Your task is to copy every line of this material exactly.

======== Entries shown

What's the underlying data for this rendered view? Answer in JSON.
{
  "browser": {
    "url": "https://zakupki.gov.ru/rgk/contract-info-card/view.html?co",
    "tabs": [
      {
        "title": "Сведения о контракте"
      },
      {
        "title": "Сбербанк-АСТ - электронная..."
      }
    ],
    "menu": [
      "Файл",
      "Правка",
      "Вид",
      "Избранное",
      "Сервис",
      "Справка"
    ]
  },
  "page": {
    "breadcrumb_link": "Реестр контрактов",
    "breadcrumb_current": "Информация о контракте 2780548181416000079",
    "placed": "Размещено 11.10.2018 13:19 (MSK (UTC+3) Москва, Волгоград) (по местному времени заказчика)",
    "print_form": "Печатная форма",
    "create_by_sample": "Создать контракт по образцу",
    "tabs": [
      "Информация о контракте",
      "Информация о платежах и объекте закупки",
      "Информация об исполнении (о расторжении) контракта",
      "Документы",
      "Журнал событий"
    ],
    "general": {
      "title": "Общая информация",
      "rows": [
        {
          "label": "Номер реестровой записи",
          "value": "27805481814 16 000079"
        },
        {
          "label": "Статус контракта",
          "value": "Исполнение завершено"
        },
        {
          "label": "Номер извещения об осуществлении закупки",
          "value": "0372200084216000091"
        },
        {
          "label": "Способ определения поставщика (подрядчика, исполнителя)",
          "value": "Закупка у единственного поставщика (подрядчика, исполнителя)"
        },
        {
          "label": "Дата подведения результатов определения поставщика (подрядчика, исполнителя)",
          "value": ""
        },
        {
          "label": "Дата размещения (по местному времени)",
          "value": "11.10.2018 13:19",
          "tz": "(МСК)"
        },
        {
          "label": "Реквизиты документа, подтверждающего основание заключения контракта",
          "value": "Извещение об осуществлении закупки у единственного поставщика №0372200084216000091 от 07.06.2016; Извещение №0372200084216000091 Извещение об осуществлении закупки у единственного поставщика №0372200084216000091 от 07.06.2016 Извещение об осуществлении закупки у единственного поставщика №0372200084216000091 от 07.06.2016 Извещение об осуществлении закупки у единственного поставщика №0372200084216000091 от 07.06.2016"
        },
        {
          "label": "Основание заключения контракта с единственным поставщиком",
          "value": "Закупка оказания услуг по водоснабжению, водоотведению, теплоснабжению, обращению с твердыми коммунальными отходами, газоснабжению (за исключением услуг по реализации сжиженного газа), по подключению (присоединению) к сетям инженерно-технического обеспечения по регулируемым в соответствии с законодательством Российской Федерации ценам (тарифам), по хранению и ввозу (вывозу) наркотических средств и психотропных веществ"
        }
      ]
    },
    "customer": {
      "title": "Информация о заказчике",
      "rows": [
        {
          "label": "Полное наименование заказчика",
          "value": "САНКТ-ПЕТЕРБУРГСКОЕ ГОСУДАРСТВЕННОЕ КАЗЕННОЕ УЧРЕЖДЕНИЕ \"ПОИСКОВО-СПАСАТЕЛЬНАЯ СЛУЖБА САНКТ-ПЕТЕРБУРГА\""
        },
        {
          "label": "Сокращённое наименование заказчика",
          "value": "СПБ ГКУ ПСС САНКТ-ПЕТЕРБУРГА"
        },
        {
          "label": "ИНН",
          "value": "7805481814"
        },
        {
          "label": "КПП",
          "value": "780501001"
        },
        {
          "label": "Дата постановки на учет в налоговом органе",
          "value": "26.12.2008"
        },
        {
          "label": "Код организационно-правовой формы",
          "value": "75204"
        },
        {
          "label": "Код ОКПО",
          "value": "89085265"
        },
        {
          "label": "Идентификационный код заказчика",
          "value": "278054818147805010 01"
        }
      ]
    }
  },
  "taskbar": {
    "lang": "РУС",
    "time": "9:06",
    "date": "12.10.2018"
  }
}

================

_Full output_:
What's the underlying data for this rendered view? Answer in JSON.
{
  "browser": {
    "url": "https://zakupki.gov.ru/rgk/contract-info-card/view.html?co",
    "tabs": [
      {
        "title": "Сведения о контракте"
      },
      {
        "title": "Сбербанк-АСТ - электронная..."
      }
    ],
    "menu": [
      "Файл",
      "Правка",
      "Вид",
      "Избранное",
      "Сервис",
      "Справка"
    ]
  },
  "page": {
    "breadcrumb_link": "Реестр контрактов",
    "breadcrumb_current": "Информация о контракте 2780548181416000079",
    "placed": "Размещено 11.10.2018 13:19 (MSK (UTC+3) Москва, Волгоград) (по местному времени заказчика)",
    "print_form": "Печатная форма",
    "create_by_sample": "Создать контракт по образцу",
    "tabs": [
      "Информация о контракте",
      "Информация о платежах и объекте закупки",
      "Информация об исполнении (о расторжении) контракта",
      "Документы",
      "Журнал событий"
    ],
    "general": {
      "title": "Общая информация",
      "rows": [
        {
          "label": "Номер реестровой записи",
          "value": "27805481814 16 000079"
        },
        {
          "label": "Статус контракта",
          "value": "Исполнение завершено"
        },
        {
          "label": "Номер извещения об осуществлении закупки",
          "value": "0372200084216000091"
        },
        {
          "label": "Способ определения поставщика (подрядчика, исполнителя)",
          "value": "Закупка у единственного поставщика (подрядчика, исполнителя)"
        },
        {
          "label": "Дата подведения результатов определения поставщика (подрядчика, исполнителя)",
          "value": ""
        },
        {
          "label": "Дата размещения (по местному времени)",
          "value": "11.10.2018 13:19",
          "tz": "(МСК)"
        },
        {
          "label": "Реквизиты документа, подтверждающего основание заключения контракта",
          "value": "Извещение об осуществлении закупки у единственного поставщика №0372200084216000091 от 07.06.2016; Извещение №0372200084216000091 Извещение об осуществлении закупки у единственного поставщика №0372200084216000091 от 07.06.2016 Извещение об осуществлении закупки у единственного поставщика №0372200084216000091 от 07.06.2016 Извещение об осуществлении закупки у единственного поставщика №0372200084216000091 от 07.06.2016"
        },
        {
          "label": "Основание заключения контракта с единственным поставщиком",
          "value": "Закупка оказания услуг по водоснабжению, водоотведению, теплоснабжению, обращению с твердыми коммунальными отходами, газоснабжению (за исключением услуг по реализации сжиженного газа), по подключению (присоединению) к сетям инженерно-технического обеспечения по регулируемым в соответствии с законодательством Российской Федерации ценам (тарифам), по хранению и ввозу (вывозу) наркотических средств и психотропных веществ"
        }
      ]
    },
    "customer": {
      "title": "Информация о заказчике",
      "rows": [
        {
          "label": "Полное наименование заказчика",
          "value": "САНКТ-ПЕТЕРБУРГСКОЕ ГОСУДАРСТВЕННОЕ КАЗЕННОЕ УЧРЕЖДЕНИЕ \"ПОИСКОВО-СПАСАТЕЛЬНАЯ СЛУЖБА САНКТ-ПЕТЕРБУРГА\""
        },
        {
          "label": "Сокращённое наименование заказчика",
          "value": "СПБ ГКУ ПСС САНКТ-ПЕТЕРБУРГА"
        },
        {
          "label": "ИНН",
          "value": "7805481814"
        },
        {
          "label": "КПП",
          "value": "780501001"
        },
        {
          "label": "Дата постановки на учет в налоговом органе",
          "value": "26.12.2008"
        },
        {
          "label": "Код организационно-правовой формы",
          "value": "75204"
        },
        {
          "label": "Код ОКПО",
          "value": "89085265"
        },
        {
          "label": "Идентификационный код заказчика",
          "value": "278054818147805010 01"
        }
      ]
    }
  },
  "taskbar": {
    "lang": "РУС",
    "time": "9:06",
    "date": "12.10.2018"
  }
}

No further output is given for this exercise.